>> START Material

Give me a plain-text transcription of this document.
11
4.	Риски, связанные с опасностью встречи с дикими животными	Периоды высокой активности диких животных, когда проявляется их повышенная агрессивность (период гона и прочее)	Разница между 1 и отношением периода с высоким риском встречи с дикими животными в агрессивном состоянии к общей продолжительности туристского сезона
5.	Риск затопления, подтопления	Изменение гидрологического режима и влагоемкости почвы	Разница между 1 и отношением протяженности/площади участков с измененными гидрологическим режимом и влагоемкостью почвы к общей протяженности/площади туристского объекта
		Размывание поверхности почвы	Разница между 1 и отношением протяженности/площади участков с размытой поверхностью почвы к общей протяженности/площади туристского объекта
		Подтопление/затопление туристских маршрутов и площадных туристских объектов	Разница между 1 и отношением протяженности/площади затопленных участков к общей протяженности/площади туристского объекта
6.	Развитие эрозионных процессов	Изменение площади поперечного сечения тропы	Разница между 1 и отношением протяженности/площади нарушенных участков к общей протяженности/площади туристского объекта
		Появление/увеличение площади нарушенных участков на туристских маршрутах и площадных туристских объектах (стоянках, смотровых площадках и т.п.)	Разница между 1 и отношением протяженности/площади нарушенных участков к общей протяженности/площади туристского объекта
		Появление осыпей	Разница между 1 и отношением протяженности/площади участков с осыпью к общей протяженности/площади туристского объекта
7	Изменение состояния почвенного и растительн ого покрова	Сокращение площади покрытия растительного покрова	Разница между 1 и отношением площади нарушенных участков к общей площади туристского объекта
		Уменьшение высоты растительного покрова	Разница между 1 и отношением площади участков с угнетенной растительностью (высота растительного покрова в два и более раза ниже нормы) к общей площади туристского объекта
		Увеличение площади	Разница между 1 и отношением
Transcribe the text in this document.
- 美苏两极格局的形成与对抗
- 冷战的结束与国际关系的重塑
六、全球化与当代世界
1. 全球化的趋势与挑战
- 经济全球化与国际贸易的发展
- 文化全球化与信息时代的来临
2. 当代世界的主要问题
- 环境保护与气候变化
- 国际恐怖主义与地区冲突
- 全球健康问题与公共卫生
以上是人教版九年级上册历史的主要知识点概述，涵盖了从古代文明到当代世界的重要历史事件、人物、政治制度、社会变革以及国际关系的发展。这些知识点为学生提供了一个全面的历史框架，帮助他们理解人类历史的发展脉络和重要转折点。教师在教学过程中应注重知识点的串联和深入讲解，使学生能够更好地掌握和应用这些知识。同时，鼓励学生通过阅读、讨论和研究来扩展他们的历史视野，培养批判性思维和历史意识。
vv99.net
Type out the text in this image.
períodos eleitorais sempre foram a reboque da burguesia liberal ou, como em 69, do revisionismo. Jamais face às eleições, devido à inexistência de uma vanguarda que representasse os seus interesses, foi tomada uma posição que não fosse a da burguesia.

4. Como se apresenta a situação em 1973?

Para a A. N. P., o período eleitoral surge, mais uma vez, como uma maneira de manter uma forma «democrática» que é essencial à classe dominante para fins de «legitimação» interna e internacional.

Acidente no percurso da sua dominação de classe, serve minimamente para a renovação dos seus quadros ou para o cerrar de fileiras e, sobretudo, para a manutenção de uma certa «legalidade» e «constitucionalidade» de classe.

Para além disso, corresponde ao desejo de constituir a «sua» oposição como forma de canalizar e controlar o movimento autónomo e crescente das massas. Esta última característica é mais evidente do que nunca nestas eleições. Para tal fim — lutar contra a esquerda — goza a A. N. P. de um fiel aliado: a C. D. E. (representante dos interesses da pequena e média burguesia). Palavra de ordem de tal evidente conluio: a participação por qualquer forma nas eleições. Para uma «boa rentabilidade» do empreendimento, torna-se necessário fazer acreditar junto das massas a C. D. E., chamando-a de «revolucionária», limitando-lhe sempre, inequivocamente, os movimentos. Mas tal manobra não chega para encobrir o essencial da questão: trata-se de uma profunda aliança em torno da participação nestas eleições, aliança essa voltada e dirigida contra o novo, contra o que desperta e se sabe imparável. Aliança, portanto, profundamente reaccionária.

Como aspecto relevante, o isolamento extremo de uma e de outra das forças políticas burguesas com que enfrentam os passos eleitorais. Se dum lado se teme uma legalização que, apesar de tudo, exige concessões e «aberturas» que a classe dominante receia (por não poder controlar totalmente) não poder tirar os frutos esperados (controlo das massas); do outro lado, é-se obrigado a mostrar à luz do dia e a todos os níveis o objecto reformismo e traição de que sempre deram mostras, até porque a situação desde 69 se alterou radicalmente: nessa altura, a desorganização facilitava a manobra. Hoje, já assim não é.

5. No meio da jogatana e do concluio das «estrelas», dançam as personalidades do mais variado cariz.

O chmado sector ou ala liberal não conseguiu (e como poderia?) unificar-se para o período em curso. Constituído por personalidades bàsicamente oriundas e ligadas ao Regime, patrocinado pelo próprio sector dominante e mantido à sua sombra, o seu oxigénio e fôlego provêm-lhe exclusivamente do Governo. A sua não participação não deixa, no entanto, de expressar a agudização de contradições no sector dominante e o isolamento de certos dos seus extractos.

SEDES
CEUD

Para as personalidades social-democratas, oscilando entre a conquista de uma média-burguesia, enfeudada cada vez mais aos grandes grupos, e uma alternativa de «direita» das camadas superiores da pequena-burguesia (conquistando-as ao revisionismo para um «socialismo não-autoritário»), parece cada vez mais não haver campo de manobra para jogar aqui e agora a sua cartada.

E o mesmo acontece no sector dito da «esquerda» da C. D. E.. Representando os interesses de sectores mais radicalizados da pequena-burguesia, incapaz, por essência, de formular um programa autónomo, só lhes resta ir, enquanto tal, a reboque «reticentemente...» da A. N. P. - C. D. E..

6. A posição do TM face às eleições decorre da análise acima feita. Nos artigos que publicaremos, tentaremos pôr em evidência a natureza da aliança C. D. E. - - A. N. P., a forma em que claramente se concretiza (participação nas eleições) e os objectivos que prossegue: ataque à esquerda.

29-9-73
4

>> END Material

What you have to do:
Please output the entries above, every line exactly as it reads.

Response to this task:
Give me a plain-text transcription of this document.
11
4.	Риски, связанные с опасностью встречи с дикими животными	Периоды высокой активности диких животных, когда проявляется их повышенная агрессивность (период гона и прочее)	Разница между 1 и отношением периода с высоким риском встречи с дикими животными в агрессивном состоянии к общей продолжительности туристского сезона
5.	Риск затопления, подтопления	Изменение гидрологического режима и влагоемкости почвы	Разница между 1 и отношением протяженности/площади участков с измененными гидрологическим режимом и влагоемкостью почвы к общей протяженности/площади туристского объекта
		Размывание поверхности почвы	Разница между 1 и отношением протяженности/площади участков с размытой поверхностью почвы к общей протяженности/площади туристского объекта
		Подтопление/затопление туристских маршрутов и площадных туристских объектов	Разница между 1 и отношением протяженности/площади затопленных участков к общей протяженности/площади туристского объекта
6.	Развитие эрозионных процессов	Изменение площади поперечного сечения тропы	Разница между 1 и отношением протяженности/площади нарушенных участков к общей протяженности/площади туристского объекта
		Появление/увеличение площади нарушенных участков на туристских маршрутах и площадных туристских объектах (стоянках, смотровых площадках и т.п.)	Разница между 1 и отношением протяженности/площади нарушенных участков к общей протяженности/площади туристского объекта
		Появление осыпей	Разница между 1 и отношением протяженности/площади участков с осыпью к общей протяженности/площади туристского объекта
7	Изменение состояния почвенного и растительн ого покрова	Сокращение площади покрытия растительного покрова	Разница между 1 и отношением площади нарушенных участков к общей площади туристского объекта
		Уменьшение высоты растительного покрова	Разница между 1 и отношением площади участков с угнетенной растительностью (высота растительного покрова в два и более раза ниже нормы) к общей площади туристского объекта
		Увеличение площади	Разница между 1 и отношением
Transcribe the text in this document.
- 美苏两极格局的形成与对抗
- 冷战的结束与国际关系的重塑
六、全球化与当代世界
1. 全球化的趋势与挑战
- 经济全球化与国际贸易的发展
- 文化全球化与信息时代的来临
2. 当代世界的主要问题
- 环境保护与气候变化
- 国际恐怖主义与地区冲突
- 全球健康问题与公共卫生
以上是人教版九年级上册历史的主要知识点概述，涵盖了从古代文明到当代世界的重要历史事件、人物、政治制度、社会变革以及国际关系的发展。这些知识点为学生提供了一个全面的历史框架，帮助他们理解人类历史的发展脉络和重要转折点。教师在教学过程中应注重知识点的串联和深入讲解，使学生能够更好地掌握和应用这些知识。同时，鼓励学生通过阅读、讨论和研究来扩展他们的历史视野，培养批判性思维和历史意识。
vv99.net
Type out the text in this image.
períodos eleitorais sempre foram a reboque da burguesia liberal ou, como em 69, do revisionismo. Jamais face às eleições, devido à inexistência de uma vanguarda que representasse os seus interesses, foi tomada uma posição que não fosse a da burguesia.

4. Como se apresenta a situação em 1973?

Para a A. N. P., o período eleitoral surge, mais uma vez, como uma maneira de manter uma forma «democrática» que é essencial à classe dominante para fins de «legitimação» interna e internacional.

Acidente no percurso da sua dominação de classe, serve minimamente para a renovação dos seus quadros ou para o cerrar de fileiras e, sobretudo, para a manutenção de uma certa «legalidade» e «constitucionalidade» de classe.

Para além disso, corresponde ao desejo de constituir a «sua» oposição como forma de canalizar e controlar o movimento autónomo e crescente das massas. Esta última característica é mais evidente do que nunca nestas eleições. Para tal fim — lutar contra a esquerda — goza a A. N. P. de um fiel aliado: a C. D. E. (representante dos interesses da pequena e média burguesia). Palavra de ordem de tal evidente conluio: a participação por qualquer forma nas eleições. Para uma «boa rentabilidade» do empreendimento, torna-se necessário fazer acreditar junto das massas a C. D. E., chamando-a de «revolucionária», limitando-lhe sempre, inequivocamente, os movimentos. Mas tal manobra não chega para encobrir o essencial da questão: trata-se de uma profunda aliança em torno da participação nestas eleições, aliança essa voltada e dirigida contra o novo, contra o que desperta e se sabe imparável. Aliança, portanto, profundamente reaccionária.

Como aspecto relevante, o isolamento extremo de uma e de outra das forças políticas burguesas com que enfrentam os passos eleitorais. Se dum lado se teme uma legalização que, apesar de tudo, exige concessões e «aberturas» que a classe dominante receia (por não poder controlar totalmente) não poder tirar os frutos esperados (controlo das massas); do outro lado, é-se obrigado a mostrar à luz do dia e a todos os níveis o objecto reformismo e traição de que sempre deram mostras, até porque a situação desde 69 se alterou radicalmente: nessa altura, a desorganização facilitava a manobra. Hoje, já assim não é.

5. No meio da jogatana e do concluio das «estrelas», dançam as personalidades do mais variado cariz.

O chmado sector ou ala liberal não conseguiu (e como poderia?) unificar-se para o período em curso. Constituído por personalidades bàsicamente oriundas e ligadas ao Regime, patrocinado pelo próprio sector dominante e mantido à sua sombra, o seu oxigénio e fôlego provêm-lhe exclusivamente do Governo. A sua não participação não deixa, no entanto, de expressar a agudização de contradições no sector dominante e o isolamento de certos dos seus extractos.

SEDES
CEUD

Para as personalidades social-democratas, oscilando entre a conquista de uma média-burguesia, enfeudada cada vez mais aos grandes grupos, e uma alternativa de «direita» das camadas superiores da pequena-burguesia (conquistando-as ao revisionismo para um «socialismo não-autoritário»), parece cada vez mais não haver campo de manobra para jogar aqui e agora a sua cartada.

E o mesmo acontece no sector dito da «esquerda» da C. D. E.. Representando os interesses de sectores mais radicalizados da pequena-burguesia, incapaz, por essência, de formular um programa autónomo, só lhes resta ir, enquanto tal, a reboque «reticentemente...» da A. N. P. - C. D. E..

6. A posição do TM face às eleições decorre da análise acima feita. Nos artigos que publicaremos, tentaremos pôr em evidência a natureza da aliança C. D. E. - - A. N. P., a forma em que claramente se concretiza (participação nas eleições) e os objectivos que prossegue: ataque à esquerda.

29-9-73
4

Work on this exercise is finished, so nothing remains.